PAGE EXCERPT
We loved exploring the Hyatt's cavernous lobby and riding the bubble elevators that looked like costume jewelry, all the way up to the rotating bar on the 17th floor. If we had a little more money than usual, screwed up our bravado and got lucky, we might even get a drink without being carded, and then we would watch the city revolve, feeling like big-shot adults.

Nowadays, the top floor no longer moves, but that insane lobby looks almost exactly as it did back then. Forty-five years after construction, it still holds the Guinness World Record as the world's largest hotel lobby.

More on all that later. We had a room to check into.

Booking

We had two goals in redeeming Hyatt points: an open-air balcony and, especially, club access. You needed club access to enjoy the great view on the top floor from the no-longer-rotating but still panoramic bar.

WHAT YOU ARE ASKED TO DO
In the Hyatt excerpt, explain why club access was one of the two goals when redeeming Hyatt points.

DATASET RECORDS
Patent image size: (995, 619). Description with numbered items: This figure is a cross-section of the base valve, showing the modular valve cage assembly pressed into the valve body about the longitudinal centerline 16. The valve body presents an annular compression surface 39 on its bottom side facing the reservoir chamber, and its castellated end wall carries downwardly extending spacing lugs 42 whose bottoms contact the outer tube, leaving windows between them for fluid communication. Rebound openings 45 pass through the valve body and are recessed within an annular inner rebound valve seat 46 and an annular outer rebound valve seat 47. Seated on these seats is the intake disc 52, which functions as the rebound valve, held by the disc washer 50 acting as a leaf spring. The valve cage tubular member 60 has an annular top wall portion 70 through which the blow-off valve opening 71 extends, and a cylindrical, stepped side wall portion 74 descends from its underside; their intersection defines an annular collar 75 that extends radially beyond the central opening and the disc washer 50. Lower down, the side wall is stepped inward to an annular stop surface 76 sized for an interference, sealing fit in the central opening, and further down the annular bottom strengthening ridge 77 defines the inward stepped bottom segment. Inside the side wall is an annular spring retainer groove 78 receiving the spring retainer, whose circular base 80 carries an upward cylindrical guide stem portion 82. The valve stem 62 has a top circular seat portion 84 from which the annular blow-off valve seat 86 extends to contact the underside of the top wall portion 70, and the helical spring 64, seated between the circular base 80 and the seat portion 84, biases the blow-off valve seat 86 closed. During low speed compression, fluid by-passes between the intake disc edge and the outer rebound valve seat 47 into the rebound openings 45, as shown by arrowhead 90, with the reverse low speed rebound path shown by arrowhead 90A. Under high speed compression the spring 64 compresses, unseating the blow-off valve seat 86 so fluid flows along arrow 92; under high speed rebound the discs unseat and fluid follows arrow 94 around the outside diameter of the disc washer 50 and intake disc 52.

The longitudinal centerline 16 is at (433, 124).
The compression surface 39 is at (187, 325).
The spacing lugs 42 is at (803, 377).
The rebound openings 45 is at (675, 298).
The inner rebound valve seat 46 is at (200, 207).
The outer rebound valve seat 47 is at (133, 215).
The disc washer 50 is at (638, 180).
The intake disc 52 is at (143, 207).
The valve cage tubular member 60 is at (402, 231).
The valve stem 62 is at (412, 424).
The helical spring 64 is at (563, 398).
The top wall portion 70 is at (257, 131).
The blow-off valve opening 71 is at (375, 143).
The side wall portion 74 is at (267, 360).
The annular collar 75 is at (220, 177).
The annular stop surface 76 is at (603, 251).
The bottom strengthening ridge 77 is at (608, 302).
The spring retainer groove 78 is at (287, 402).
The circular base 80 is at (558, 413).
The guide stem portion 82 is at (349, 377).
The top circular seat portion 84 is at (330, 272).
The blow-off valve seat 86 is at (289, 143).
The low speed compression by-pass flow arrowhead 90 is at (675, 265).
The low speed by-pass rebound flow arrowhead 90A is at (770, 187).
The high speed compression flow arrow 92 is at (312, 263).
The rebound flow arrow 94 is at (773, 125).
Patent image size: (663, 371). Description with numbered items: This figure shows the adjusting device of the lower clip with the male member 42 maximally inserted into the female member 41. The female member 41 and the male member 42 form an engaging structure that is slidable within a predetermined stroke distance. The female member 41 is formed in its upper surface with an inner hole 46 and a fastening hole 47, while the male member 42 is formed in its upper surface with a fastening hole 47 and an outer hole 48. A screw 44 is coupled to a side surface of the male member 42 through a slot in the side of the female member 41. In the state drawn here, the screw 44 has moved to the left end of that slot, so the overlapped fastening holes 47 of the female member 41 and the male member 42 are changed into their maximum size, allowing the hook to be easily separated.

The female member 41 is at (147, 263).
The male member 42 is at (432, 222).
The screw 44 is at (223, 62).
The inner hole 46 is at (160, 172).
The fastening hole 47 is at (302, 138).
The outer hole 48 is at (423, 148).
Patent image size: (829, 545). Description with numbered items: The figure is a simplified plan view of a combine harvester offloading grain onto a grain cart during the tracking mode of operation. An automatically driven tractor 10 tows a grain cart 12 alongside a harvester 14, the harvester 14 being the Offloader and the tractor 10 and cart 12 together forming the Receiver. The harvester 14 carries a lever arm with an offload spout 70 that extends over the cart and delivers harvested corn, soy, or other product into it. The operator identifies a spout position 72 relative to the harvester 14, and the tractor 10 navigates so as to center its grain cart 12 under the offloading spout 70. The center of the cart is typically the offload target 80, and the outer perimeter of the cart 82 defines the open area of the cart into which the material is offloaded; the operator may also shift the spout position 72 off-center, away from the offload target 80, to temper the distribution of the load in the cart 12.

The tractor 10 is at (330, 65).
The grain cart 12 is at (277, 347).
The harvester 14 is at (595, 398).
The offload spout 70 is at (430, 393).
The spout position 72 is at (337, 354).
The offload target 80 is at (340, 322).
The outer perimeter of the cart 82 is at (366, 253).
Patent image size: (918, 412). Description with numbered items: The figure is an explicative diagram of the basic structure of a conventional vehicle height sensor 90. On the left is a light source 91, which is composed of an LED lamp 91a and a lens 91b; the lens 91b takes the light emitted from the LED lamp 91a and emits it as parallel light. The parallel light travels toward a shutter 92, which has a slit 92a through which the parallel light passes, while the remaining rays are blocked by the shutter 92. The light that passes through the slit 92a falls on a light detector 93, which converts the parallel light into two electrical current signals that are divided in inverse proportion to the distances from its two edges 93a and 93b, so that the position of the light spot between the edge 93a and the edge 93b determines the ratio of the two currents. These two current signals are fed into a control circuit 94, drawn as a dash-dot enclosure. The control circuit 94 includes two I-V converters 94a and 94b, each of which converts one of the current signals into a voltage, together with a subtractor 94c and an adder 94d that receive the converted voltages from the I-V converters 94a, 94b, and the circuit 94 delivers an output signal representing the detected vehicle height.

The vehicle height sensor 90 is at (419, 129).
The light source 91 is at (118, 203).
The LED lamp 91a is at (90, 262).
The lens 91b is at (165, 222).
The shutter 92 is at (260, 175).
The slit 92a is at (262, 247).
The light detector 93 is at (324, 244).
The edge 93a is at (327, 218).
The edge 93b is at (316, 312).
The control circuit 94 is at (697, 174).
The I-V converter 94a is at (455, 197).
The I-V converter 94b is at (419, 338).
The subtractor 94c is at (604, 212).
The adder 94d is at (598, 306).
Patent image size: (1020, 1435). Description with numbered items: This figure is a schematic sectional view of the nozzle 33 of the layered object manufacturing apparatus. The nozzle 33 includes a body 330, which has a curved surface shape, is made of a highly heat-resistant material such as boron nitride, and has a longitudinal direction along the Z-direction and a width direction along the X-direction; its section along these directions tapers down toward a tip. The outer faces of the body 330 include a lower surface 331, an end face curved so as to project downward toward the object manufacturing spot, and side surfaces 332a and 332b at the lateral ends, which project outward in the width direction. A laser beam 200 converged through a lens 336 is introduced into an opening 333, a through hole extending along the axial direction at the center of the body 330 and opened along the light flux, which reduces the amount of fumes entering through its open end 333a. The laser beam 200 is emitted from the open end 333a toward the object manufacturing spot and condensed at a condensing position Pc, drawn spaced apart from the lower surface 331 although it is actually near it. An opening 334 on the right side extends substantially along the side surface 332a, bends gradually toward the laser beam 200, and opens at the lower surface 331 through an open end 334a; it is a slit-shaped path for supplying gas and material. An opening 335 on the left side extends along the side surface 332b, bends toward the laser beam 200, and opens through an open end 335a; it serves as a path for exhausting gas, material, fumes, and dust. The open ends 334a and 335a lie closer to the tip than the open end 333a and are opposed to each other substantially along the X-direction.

CORRECT ANSWER
Club access was needed to enjoy the great view from the top-floor bar. That bar no longer rotates but is still panoramic.